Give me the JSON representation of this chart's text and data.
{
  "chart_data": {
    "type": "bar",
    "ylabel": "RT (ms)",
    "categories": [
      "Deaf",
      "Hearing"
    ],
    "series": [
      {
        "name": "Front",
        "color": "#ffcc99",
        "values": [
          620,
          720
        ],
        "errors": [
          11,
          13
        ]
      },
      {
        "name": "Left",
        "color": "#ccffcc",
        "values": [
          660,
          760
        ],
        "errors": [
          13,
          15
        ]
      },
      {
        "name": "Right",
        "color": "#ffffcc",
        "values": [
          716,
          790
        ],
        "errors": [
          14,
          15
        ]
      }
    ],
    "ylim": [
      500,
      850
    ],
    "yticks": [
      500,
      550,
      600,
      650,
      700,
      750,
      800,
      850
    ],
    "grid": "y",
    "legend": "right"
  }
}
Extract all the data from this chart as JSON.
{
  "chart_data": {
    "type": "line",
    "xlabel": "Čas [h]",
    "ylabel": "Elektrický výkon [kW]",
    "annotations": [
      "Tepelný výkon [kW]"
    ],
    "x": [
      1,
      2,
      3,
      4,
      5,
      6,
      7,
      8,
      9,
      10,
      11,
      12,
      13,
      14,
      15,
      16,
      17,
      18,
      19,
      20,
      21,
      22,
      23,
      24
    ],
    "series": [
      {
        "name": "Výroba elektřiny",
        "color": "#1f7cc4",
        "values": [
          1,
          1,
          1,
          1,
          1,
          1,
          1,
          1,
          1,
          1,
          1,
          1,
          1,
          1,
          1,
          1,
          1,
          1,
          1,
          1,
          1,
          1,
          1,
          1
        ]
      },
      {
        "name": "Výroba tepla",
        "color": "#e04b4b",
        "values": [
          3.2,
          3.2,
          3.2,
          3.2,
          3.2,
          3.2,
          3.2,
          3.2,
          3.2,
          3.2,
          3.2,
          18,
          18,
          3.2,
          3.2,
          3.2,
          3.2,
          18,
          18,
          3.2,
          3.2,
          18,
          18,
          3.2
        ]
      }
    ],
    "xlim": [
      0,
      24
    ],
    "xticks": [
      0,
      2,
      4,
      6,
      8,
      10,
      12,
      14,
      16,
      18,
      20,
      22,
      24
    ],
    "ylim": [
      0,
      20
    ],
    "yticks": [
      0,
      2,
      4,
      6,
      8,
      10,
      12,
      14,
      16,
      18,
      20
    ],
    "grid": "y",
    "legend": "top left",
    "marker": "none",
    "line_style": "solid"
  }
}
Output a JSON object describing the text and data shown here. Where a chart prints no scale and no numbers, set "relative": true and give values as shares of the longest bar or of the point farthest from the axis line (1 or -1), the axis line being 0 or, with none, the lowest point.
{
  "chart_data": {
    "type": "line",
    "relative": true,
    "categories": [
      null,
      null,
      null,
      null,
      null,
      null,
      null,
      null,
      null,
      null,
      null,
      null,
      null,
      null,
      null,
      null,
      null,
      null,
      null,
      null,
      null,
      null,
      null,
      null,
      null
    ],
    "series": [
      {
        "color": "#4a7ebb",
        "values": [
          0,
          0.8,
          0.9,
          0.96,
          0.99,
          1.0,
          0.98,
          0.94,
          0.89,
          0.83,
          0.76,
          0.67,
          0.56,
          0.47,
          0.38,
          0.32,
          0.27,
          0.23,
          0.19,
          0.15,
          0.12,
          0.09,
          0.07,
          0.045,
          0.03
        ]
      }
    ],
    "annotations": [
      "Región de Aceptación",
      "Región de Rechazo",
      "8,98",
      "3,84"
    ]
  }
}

● WRITTEN INSTRUCTION:
The line containing "Output a JSON" and every line after it, through the end of the records, should be repeated exactly and alone.

● COMPLETED EXERCISE:
Output a JSON object describing the text and data shown here. Where a chart prints no scale and no numbers, set "relative": true and give values as shares of the longest bar or of the point farthest from the axis line (1 or -1), the axis line being 0 or, with none, the lowest point.
{
  "chart_data": {
    "type": "line",
    "relative": true,
    "categories": [
      null,
      null,
      null,
      null,
      null,
      null,
      null,
      null,
      null,
      null,
      null,
      null,
      null,
      null,
      null,
      null,
      null,
      null,
      null,
      null,
      null,
      null,
      null,
      null,
      null
    ],
    "series": [
      {
        "color": "#4a7ebb",
        "values": [
          0,
          0.8,
          0.9,
          0.96,
          0.99,
          1.0,
          0.98,
          0.94,
          0.89,
          0.83,
          0.76,
          0.67,
          0.56,
          0.47,
          0.38,
          0.32,
          0.27,
          0.23,
          0.19,
          0.15,
          0.12,
          0.09,
          0.07,
          0.045,
          0.03
        ]
      }
    ],
    "annotations": [
      "Región de Aceptación",
      "Región de Rechazo",
      "8,98",
      "3,84"
    ]
  }
}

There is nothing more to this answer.